(Structured figure records)
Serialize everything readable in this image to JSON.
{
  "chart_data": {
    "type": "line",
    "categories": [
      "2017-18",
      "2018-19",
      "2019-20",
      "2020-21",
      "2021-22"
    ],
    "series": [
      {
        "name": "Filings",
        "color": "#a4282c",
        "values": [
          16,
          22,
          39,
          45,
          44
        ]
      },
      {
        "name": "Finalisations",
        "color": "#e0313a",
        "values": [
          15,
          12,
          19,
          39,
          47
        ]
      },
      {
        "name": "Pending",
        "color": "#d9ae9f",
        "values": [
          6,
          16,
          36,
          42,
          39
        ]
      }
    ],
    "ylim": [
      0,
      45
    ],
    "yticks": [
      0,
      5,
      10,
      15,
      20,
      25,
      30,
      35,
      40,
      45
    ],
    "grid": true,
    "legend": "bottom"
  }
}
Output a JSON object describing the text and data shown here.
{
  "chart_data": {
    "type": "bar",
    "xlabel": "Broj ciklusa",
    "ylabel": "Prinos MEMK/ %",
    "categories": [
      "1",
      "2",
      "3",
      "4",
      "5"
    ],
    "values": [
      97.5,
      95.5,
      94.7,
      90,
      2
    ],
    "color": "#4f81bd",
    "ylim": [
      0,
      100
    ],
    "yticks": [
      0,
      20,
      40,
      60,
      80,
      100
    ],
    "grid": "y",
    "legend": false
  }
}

--

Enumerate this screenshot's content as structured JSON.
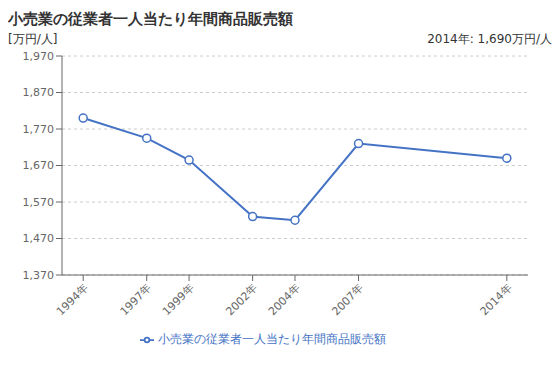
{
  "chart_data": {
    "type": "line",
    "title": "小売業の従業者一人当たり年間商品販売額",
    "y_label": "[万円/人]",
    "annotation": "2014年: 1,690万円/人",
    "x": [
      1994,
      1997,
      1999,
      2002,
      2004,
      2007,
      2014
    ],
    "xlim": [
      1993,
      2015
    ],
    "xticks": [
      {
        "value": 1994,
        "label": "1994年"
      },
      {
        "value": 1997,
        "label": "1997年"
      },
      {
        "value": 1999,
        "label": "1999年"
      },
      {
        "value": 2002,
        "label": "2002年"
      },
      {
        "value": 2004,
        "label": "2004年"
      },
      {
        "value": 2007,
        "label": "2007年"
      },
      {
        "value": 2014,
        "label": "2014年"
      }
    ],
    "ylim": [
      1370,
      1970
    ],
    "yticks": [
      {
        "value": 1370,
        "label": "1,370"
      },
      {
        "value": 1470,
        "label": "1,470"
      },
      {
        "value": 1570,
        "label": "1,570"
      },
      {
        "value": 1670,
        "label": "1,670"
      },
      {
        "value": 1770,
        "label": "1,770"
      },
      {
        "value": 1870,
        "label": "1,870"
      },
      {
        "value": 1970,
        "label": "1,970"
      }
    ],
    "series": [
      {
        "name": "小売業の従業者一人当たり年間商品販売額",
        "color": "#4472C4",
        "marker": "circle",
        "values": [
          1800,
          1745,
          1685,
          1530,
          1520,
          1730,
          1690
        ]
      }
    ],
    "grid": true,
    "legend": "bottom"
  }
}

• [Work required] Copy all lines in the listing above where the string "小売業の従業者一人当たり年間商品販売額" appears.

• [Solution for this problem]
    "title": "小売業の従業者一人当たり年間商品販売額",
        "name": "小売業の従業者一人当たり年間商品販売額",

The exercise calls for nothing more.